## EXERCISE DIRECTIONS
Answer these questions from the blog entry:
(a) Who attended the supervisor meeting?
(b) What method did the writer turn to for solving the decentralised power flow in a tree?
(c) In the writer's initial view, what will each generator represent?

## EXCERPTED TEXT
Wednesday 23 February 2011

One step forward, two steps back

Today I had a supervisor meeting with Alex and Gopal. In it I explained my simple decentralised message passing algorithm for determining which generators need to ramp up in order to reduce an overloaded line. As in the scenario I described in my previous blog post. However Alex pointed out that the way in which I allocate power does not take into account when a load overloads a line but the load is not directly connected to the line that gets overloaded. In this case a node nearer the load may be able to satisfy it however in my model I had assumed that load was situated at the root of the tree.

Therefore I have turned my attention to solving the decentralised power flow in a tree using dynamic programming. Is there an allocation of generator outputs that satisfy the thermal limits of the transmission lines and satisfy the loads within the tree using a decentralised dynamic programming algorithm. As a starting point I am going to read the following paper which does a similar thing for sending information around a tree using sensors:

Kho J, Tran-Thanh L, Rogers A, Jennings NR. An Agent-Based Distributed Coordination Mechanism for Wireless Visual Sensor Nodes Using Dynamic Programming. The Computer Journal. 2010;53(8):1277.

Initially from the dynamic programming explanations I think each generator will represent a stage and the state of each stage will be a continuous variable representing the generators output. The decision variable for each stage will represent the optimal output for each generator such that carbon emissions are minimised, the flow within the network is satisfied and the transmission lines are not overloaded.

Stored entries
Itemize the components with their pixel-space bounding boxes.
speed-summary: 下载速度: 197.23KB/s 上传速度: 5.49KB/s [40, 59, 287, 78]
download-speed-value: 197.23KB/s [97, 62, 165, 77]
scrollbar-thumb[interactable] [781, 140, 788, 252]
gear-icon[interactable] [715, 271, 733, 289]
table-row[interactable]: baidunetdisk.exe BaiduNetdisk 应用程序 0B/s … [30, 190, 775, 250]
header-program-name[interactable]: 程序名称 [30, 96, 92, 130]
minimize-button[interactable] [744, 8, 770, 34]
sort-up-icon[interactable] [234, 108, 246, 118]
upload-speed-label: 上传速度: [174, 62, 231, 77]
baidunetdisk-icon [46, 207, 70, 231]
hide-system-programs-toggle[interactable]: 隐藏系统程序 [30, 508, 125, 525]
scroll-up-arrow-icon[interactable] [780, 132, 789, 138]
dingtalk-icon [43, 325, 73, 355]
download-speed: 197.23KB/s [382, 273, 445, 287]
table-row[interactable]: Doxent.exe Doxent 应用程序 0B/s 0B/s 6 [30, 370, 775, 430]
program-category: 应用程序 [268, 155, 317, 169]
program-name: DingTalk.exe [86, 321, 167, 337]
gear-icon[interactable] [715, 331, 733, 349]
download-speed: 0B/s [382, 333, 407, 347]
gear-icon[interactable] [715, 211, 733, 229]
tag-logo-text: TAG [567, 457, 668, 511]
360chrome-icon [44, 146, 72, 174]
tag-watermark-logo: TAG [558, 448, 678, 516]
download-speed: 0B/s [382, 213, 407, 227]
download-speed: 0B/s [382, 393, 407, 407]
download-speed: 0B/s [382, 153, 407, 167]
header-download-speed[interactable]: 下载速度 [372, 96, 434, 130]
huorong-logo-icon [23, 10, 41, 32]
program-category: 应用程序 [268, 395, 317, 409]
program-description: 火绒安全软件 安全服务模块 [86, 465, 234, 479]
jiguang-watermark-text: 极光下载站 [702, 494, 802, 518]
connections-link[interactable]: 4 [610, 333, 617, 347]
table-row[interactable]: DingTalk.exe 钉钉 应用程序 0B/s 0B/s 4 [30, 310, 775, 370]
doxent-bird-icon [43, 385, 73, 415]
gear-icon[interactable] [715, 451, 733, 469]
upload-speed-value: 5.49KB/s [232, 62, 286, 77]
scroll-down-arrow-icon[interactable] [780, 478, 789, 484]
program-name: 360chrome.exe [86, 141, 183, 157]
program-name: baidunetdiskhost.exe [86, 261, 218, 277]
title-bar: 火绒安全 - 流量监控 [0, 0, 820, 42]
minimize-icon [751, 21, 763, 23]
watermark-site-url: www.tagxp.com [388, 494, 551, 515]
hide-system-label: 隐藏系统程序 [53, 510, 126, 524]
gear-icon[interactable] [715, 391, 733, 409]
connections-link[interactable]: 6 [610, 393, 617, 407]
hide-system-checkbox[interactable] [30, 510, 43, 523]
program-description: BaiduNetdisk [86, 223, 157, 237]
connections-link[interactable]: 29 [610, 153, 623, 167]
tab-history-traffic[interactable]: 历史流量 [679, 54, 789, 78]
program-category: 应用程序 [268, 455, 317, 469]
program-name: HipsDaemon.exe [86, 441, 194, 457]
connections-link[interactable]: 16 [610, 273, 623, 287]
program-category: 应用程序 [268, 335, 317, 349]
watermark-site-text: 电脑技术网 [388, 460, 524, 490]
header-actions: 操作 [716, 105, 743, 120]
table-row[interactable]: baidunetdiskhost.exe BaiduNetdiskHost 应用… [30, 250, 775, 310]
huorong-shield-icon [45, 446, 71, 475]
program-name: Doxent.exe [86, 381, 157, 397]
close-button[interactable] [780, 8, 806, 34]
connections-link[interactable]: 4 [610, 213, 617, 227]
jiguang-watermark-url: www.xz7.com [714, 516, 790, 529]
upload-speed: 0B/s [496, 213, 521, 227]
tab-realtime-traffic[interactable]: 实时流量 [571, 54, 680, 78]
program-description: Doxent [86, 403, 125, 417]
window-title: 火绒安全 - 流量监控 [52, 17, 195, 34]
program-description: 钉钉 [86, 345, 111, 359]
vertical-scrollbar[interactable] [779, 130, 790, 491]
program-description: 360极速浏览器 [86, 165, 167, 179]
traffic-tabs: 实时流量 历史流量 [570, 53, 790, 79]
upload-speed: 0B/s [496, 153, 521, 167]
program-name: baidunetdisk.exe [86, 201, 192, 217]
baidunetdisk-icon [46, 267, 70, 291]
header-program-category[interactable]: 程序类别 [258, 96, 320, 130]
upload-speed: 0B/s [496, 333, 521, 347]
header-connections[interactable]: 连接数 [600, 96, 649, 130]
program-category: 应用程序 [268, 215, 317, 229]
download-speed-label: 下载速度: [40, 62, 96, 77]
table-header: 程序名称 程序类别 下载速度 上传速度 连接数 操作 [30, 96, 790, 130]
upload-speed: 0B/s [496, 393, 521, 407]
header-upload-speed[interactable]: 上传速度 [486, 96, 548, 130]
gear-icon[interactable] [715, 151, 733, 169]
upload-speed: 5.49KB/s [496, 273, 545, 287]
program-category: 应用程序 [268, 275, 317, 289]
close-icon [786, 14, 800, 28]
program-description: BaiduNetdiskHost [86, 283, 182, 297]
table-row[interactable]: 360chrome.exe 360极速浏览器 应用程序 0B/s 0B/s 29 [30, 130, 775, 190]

## SOLUTION TO THIS EXERCISE
(a) Alex and Gopal
(b) Dynamic programming
(c) A stage